- [Entries from a visual dataset]
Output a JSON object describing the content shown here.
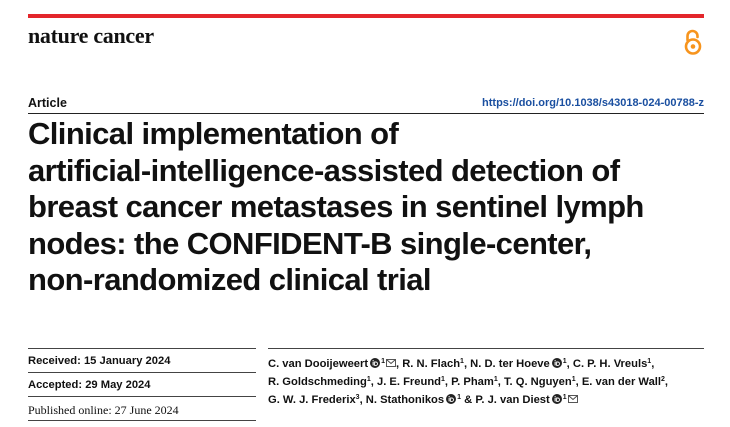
{
  "header": {
    "journal": "nature cancer",
    "open_access_icon": "open-access-lock-icon",
    "accent_color": "#e3262b"
  },
  "article": {
    "type": "Article",
    "doi": "https://doi.org/10.1038/s43018-024-00788-z",
    "title_lines": [
      "Clinical implementation of",
      "artificial-intelligence-assisted detection of",
      "breast cancer metastases in sentinel lymph",
      "nodes: the CONFIDENT-B single-center,",
      "non-randomized clinical trial"
    ]
  },
  "dates": {
    "received": "Received: 15 January 2024",
    "accepted": "Accepted: 29 May 2024",
    "published": "Published online: 27 June 2024"
  },
  "authors": [
    {
      "name": "C. van Dooijeweert",
      "orcid": true,
      "aff": "1",
      "mail": true,
      "sep": ","
    },
    {
      "name": "R. N. Flach",
      "orcid": false,
      "aff": "1",
      "mail": false,
      "sep": ","
    },
    {
      "name": "N. D. ter Hoeve",
      "orcid": true,
      "aff": "1",
      "mail": false,
      "sep": ","
    },
    {
      "name": "C. P. H. Vreuls",
      "orcid": false,
      "aff": "1",
      "mail": false,
      "sep": ","
    },
    {
      "name": "R. Goldschmeding",
      "orcid": false,
      "aff": "1",
      "mail": false,
      "sep": ","
    },
    {
      "name": "J. E. Freund",
      "orcid": false,
      "aff": "1",
      "mail": false,
      "sep": ","
    },
    {
      "name": "P. Pham",
      "orcid": false,
      "aff": "1",
      "mail": false,
      "sep": ","
    },
    {
      "name": "T. Q. Nguyen",
      "orcid": false,
      "aff": "1",
      "mail": false,
      "sep": ","
    },
    {
      "name": "E. van der Wall",
      "orcid": false,
      "aff": "2",
      "mail": false,
      "sep": ","
    },
    {
      "name": "G. W. J. Frederix",
      "orcid": false,
      "aff": "3",
      "mail": false,
      "sep": ","
    },
    {
      "name": "N. Stathonikos",
      "orcid": true,
      "aff": "1",
      "mail": false,
      "sep": " &"
    },
    {
      "name": "P. J. van Diest",
      "orcid": true,
      "aff": "1",
      "mail": true,
      "sep": ""
    }
  ],
  "icons": {
    "orcid": "orcid-icon",
    "mail": "mail-icon"
  }
}
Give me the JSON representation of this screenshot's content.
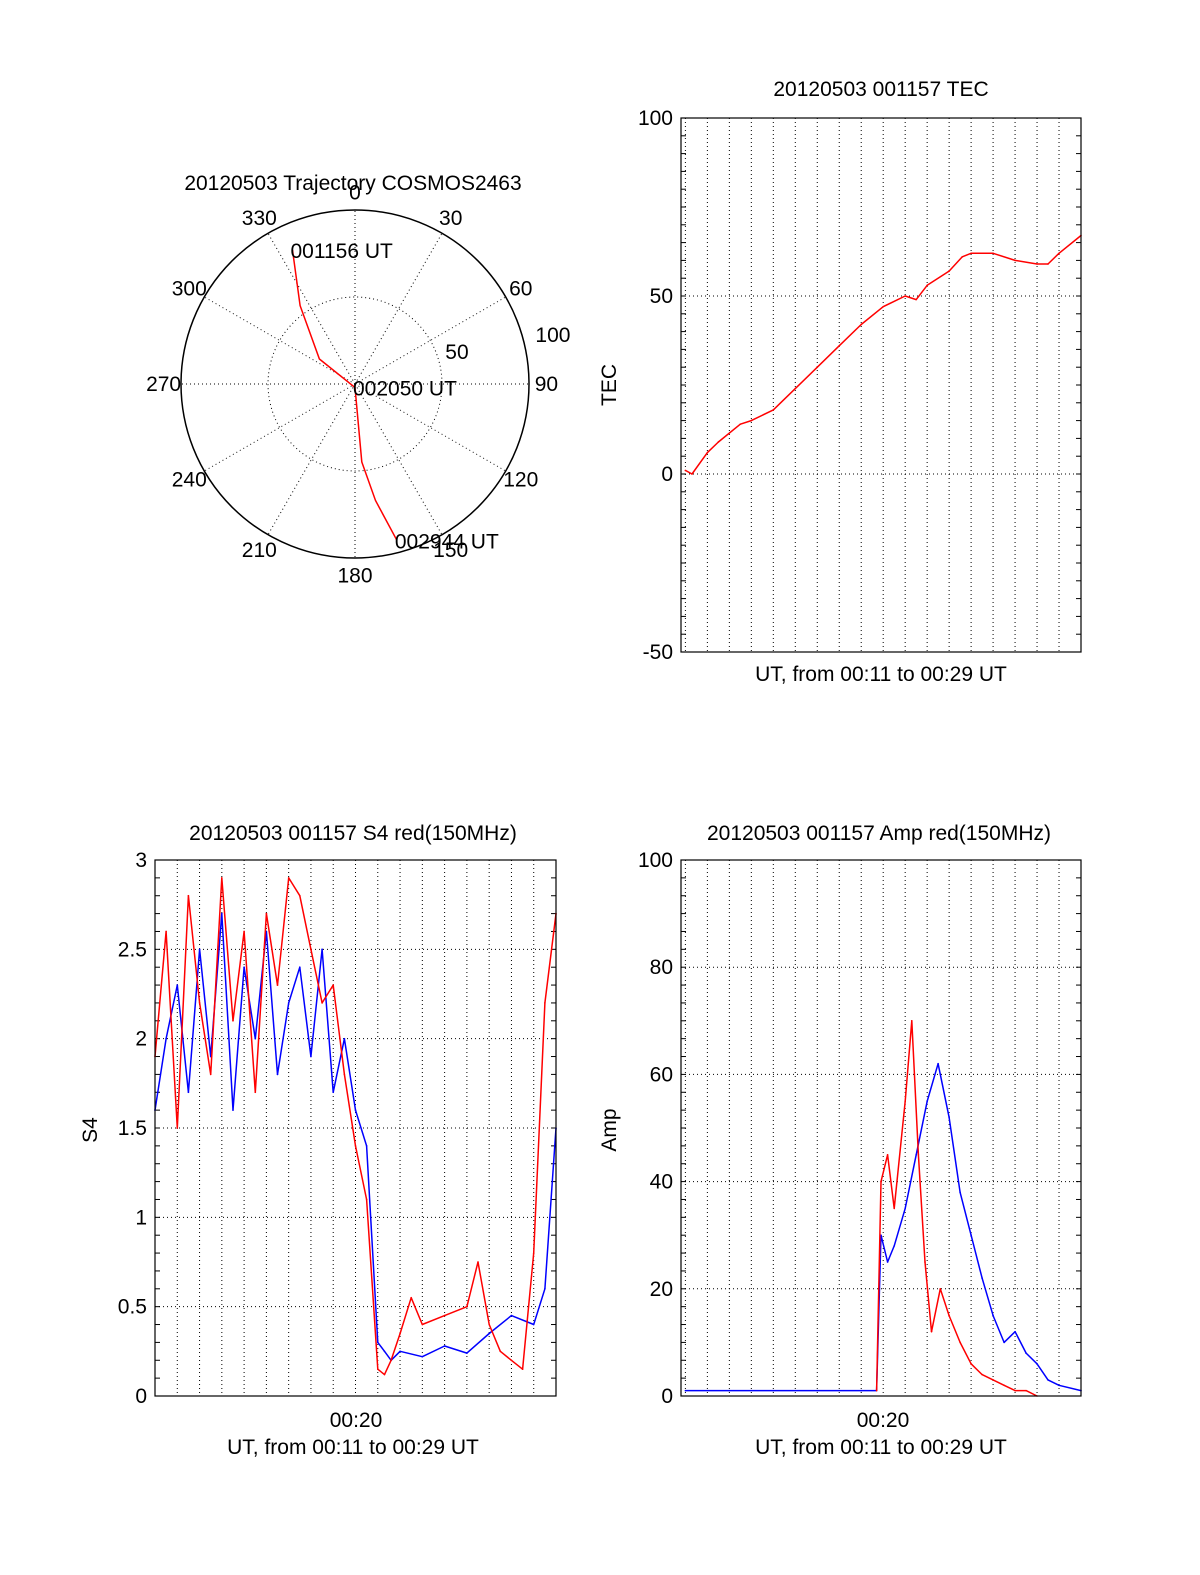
{
  "chart_data": [
    {
      "id": "trajectory",
      "type": "polar",
      "title": "20120503 Trajectory COSMOS2463",
      "angle_ticks": [
        "0",
        "30",
        "60",
        "90",
        "120",
        "150",
        "180",
        "210",
        "240",
        "270",
        "300",
        "330"
      ],
      "angle_values": [
        0,
        30,
        60,
        90,
        120,
        150,
        180,
        210,
        240,
        270,
        300,
        330
      ],
      "radial_ticks": [
        "50",
        "100"
      ],
      "radial_values": [
        50,
        100
      ],
      "rlim": [
        0,
        100
      ],
      "grid": true,
      "track_color": "#ff0000",
      "track": [
        {
          "az": 335,
          "r": 85
        },
        {
          "az": 325,
          "r": 55
        },
        {
          "az": 305,
          "r": 25
        },
        {
          "az": 180,
          "r": 2
        },
        {
          "az": 175,
          "r": 45
        },
        {
          "az": 170,
          "r": 68
        },
        {
          "az": 165,
          "r": 93
        }
      ],
      "annotations": [
        {
          "text": "001156 UT",
          "az": 335,
          "r": 85
        },
        {
          "text": "002050 UT",
          "az": 180,
          "r": 2
        },
        {
          "text": "002944 UT",
          "az": 165,
          "r": 93
        }
      ]
    },
    {
      "id": "tec",
      "type": "line",
      "title": "20120503 001157 TEC",
      "xlabel": "UT, from 00:11 to 00:29 UT",
      "ylabel": "TEC",
      "xlim": [
        -0.2,
        18
      ],
      "ylim": [
        -50,
        100
      ],
      "yticks": [
        "-50",
        "0",
        "50",
        "100"
      ],
      "yvals": [
        -50,
        0,
        50,
        100
      ],
      "xgrid_count": 18,
      "grid": true,
      "series": [
        {
          "color": "#ff0000",
          "x": [
            0,
            0.3,
            1,
            1.5,
            2.5,
            3,
            4,
            5,
            6,
            7,
            8,
            9,
            10,
            10.5,
            11,
            12,
            12.6,
            13,
            14,
            15,
            16,
            16.5,
            17,
            18
          ],
          "y": [
            1,
            0,
            6,
            9,
            14,
            15,
            18,
            24,
            30,
            36,
            42,
            47,
            50,
            49,
            53,
            57,
            61,
            62,
            62,
            60,
            59,
            59,
            62,
            67
          ]
        }
      ]
    },
    {
      "id": "s4",
      "type": "line",
      "title": "20120503 001157 S4 red(150MHz)",
      "xlabel": "UT, from 00:11 to 00:29 UT",
      "ylabel": "S4",
      "xtick_label": "00:20",
      "xlim": [
        0,
        18
      ],
      "ylim": [
        0,
        3
      ],
      "yticks": [
        "0",
        "0.5",
        "1",
        "1.5",
        "2",
        "2.5",
        "3"
      ],
      "yvals": [
        0,
        0.5,
        1,
        1.5,
        2,
        2.5,
        3
      ],
      "xgrid_count": 18,
      "grid": true,
      "series": [
        {
          "color": "#0000ff",
          "x": [
            0,
            0.5,
            1,
            1.5,
            2,
            2.5,
            3,
            3.5,
            4,
            4.5,
            5,
            5.5,
            6,
            6.5,
            7,
            7.5,
            8,
            8.5,
            9,
            9.5,
            10,
            10.3,
            10.6,
            11,
            12,
            13,
            14,
            15,
            16,
            17,
            17.5,
            18
          ],
          "y": [
            1.6,
            2.0,
            2.3,
            1.7,
            2.5,
            1.9,
            2.7,
            1.6,
            2.4,
            2.0,
            2.6,
            1.8,
            2.2,
            2.4,
            1.9,
            2.5,
            1.7,
            2.0,
            1.6,
            1.4,
            0.3,
            0.25,
            0.2,
            0.25,
            0.22,
            0.28,
            0.24,
            0.35,
            0.45,
            0.4,
            0.6,
            1.5
          ]
        },
        {
          "color": "#ff0000",
          "x": [
            0,
            0.5,
            1,
            1.5,
            2,
            2.5,
            3,
            3.5,
            4,
            4.5,
            5,
            5.5,
            6,
            6.5,
            7,
            7.5,
            8,
            8.5,
            9,
            9.5,
            10,
            10.3,
            10.6,
            11,
            11.5,
            12,
            13,
            14,
            14.5,
            15,
            15.5,
            16,
            16.5,
            17,
            17.5,
            18
          ],
          "y": [
            1.9,
            2.6,
            1.5,
            2.8,
            2.2,
            1.8,
            2.9,
            2.1,
            2.6,
            1.7,
            2.7,
            2.3,
            2.9,
            2.8,
            2.5,
            2.2,
            2.3,
            1.8,
            1.4,
            1.1,
            0.15,
            0.12,
            0.2,
            0.35,
            0.55,
            0.4,
            0.45,
            0.5,
            0.75,
            0.4,
            0.25,
            0.2,
            0.15,
            0.8,
            2.2,
            2.7
          ]
        }
      ]
    },
    {
      "id": "amp",
      "type": "line",
      "title": "20120503 001157 Amp red(150MHz)",
      "xlabel": "UT, from 00:11 to 00:29 UT",
      "ylabel": "Amp",
      "xtick_label": "00:20",
      "xlim": [
        -0.2,
        18
      ],
      "ylim": [
        0,
        100
      ],
      "yticks": [
        "0",
        "20",
        "40",
        "60",
        "80",
        "100"
      ],
      "yvals": [
        0,
        20,
        40,
        60,
        80,
        100
      ],
      "xgrid_count": 18,
      "grid": true,
      "series": [
        {
          "color": "#0000ff",
          "x": [
            0,
            2,
            4,
            6,
            8,
            8.7,
            8.9,
            9.2,
            9.5,
            10,
            10.5,
            11,
            11.5,
            12,
            12.5,
            13,
            13.5,
            14,
            14.5,
            15,
            15.5,
            16,
            16.5,
            17,
            18
          ],
          "y": [
            1,
            1,
            1,
            1,
            1,
            1,
            30,
            25,
            28,
            35,
            45,
            55,
            62,
            52,
            38,
            30,
            22,
            15,
            10,
            12,
            8,
            6,
            3,
            2,
            1
          ]
        },
        {
          "color": "#ff0000",
          "x": [
            8.7,
            8.9,
            9.2,
            9.5,
            10,
            10.3,
            10.6,
            10.9,
            11.2,
            11.6,
            12,
            12.5,
            13,
            13.5,
            14,
            14.5,
            15,
            15.5,
            16
          ],
          "y": [
            1,
            40,
            45,
            35,
            55,
            70,
            45,
            25,
            12,
            20,
            15,
            10,
            6,
            4,
            3,
            2,
            1,
            1,
            0
          ]
        }
      ]
    }
  ]
}
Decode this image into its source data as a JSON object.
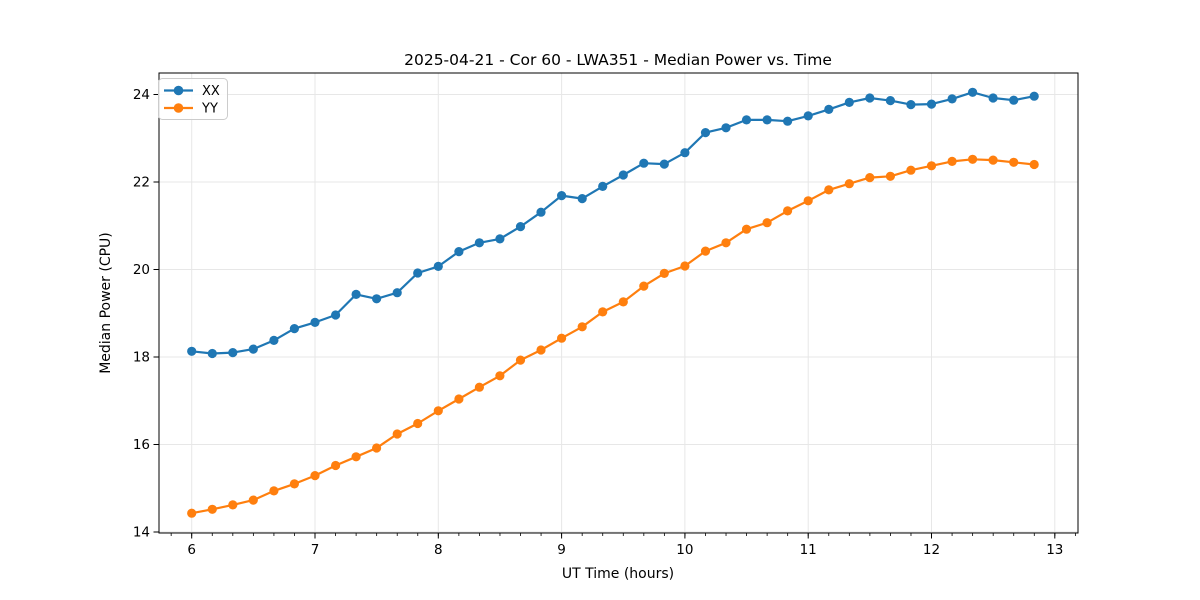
{
  "chart_data": {
    "type": "line",
    "title": "2025-04-21 - Cor 60 - LWA351 - Median Power vs. Time",
    "xlabel": "UT Time (hours)",
    "ylabel": "Median Power (CPU)",
    "x": [
      6.0,
      6.167,
      6.333,
      6.5,
      6.667,
      6.833,
      7.0,
      7.167,
      7.333,
      7.5,
      7.667,
      7.833,
      8.0,
      8.167,
      8.333,
      8.5,
      8.667,
      8.833,
      9.0,
      9.167,
      9.333,
      9.5,
      9.667,
      9.833,
      10.0,
      10.167,
      10.333,
      10.5,
      10.667,
      10.833,
      11.0,
      11.167,
      11.333,
      11.5,
      11.667,
      11.833,
      12.0,
      12.167,
      12.333,
      12.5,
      12.667,
      12.833
    ],
    "series": [
      {
        "name": "XX",
        "color": "#1f77b4",
        "values": [
          18.13,
          18.08,
          18.1,
          18.18,
          18.38,
          18.65,
          18.79,
          18.96,
          19.43,
          19.33,
          19.47,
          19.92,
          20.07,
          20.41,
          20.61,
          20.7,
          20.98,
          21.31,
          21.69,
          21.62,
          21.9,
          22.16,
          22.43,
          22.41,
          22.67,
          23.13,
          23.24,
          23.42,
          23.42,
          23.39,
          23.51,
          23.66,
          23.82,
          23.92,
          23.86,
          23.77,
          23.78,
          23.9,
          24.05,
          23.92,
          23.87,
          23.96
        ]
      },
      {
        "name": "YY",
        "color": "#ff7f0e",
        "values": [
          14.43,
          14.52,
          14.62,
          14.73,
          14.94,
          15.1,
          15.29,
          15.52,
          15.72,
          15.92,
          16.24,
          16.48,
          16.77,
          17.04,
          17.31,
          17.57,
          17.93,
          18.16,
          18.43,
          18.69,
          19.03,
          19.26,
          19.62,
          19.91,
          20.08,
          20.42,
          20.61,
          20.92,
          21.07,
          21.34,
          21.57,
          21.82,
          21.96,
          22.1,
          22.13,
          22.27,
          22.37,
          22.47,
          22.52,
          22.5,
          22.45,
          22.4
        ]
      }
    ],
    "xticks": [
      6,
      7,
      8,
      9,
      10,
      11,
      12,
      13
    ],
    "yticks": [
      14,
      16,
      18,
      20,
      22,
      24
    ],
    "x_minor_step": 0.16667,
    "xlim": [
      5.735,
      13.188
    ],
    "ylim": [
      13.98,
      24.49
    ],
    "grid": true,
    "grid_color": "#e7e7e7",
    "legend_position": "upper-left",
    "marker": "circle",
    "line_width": 2.2,
    "marker_radius": 4.6
  }
}
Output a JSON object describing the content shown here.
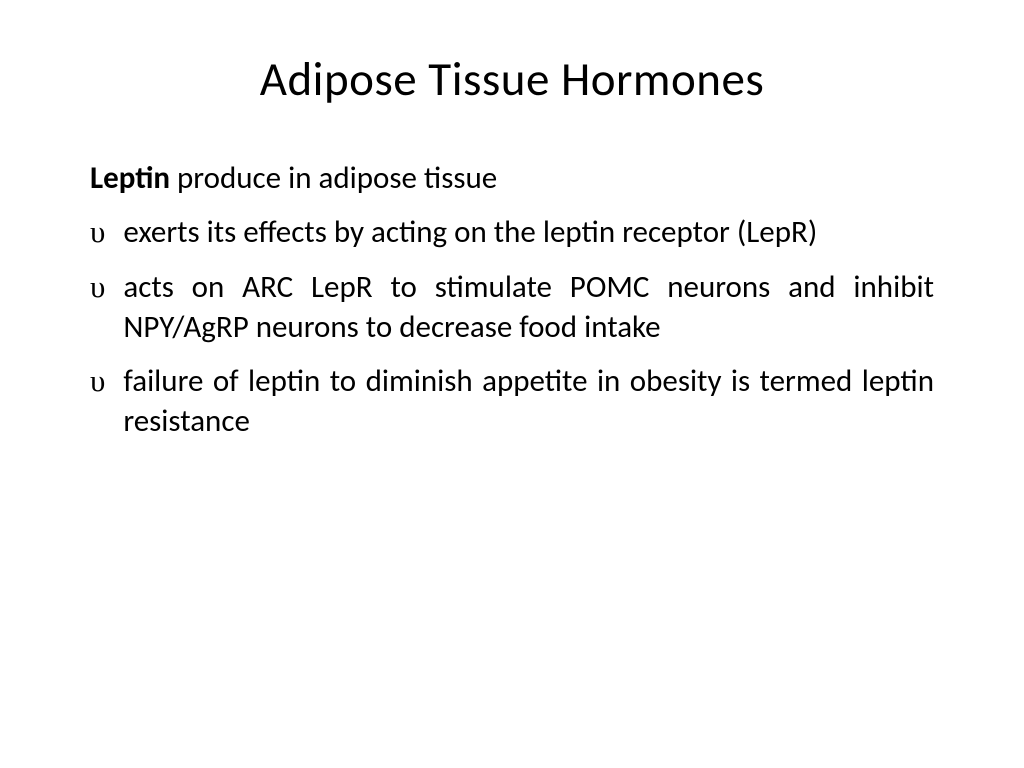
{
  "slide": {
    "title": "Adipose Tissue Hormones",
    "subtitle_bold": "Leptin",
    "subtitle_rest": " produce in adipose tissue",
    "bullet_marker": "υ",
    "bullets": [
      "exerts its effects by acting on the leptin receptor (LepR)",
      "acts on ARC LepR to stimulate POMC neurons and inhibit NPY/AgRP neurons to decrease food intake",
      "failure of leptin to diminish appetite in obesity is termed leptin resistance"
    ]
  },
  "styling": {
    "background_color": "#ffffff",
    "text_color": "#000000",
    "title_fontsize": 47,
    "body_fontsize": 31,
    "font_family": "Calibri"
  }
}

- [Exercise]
Within the entries above, report how many lines include "this", and keep the answer to the number.

- [Answer for the task]
2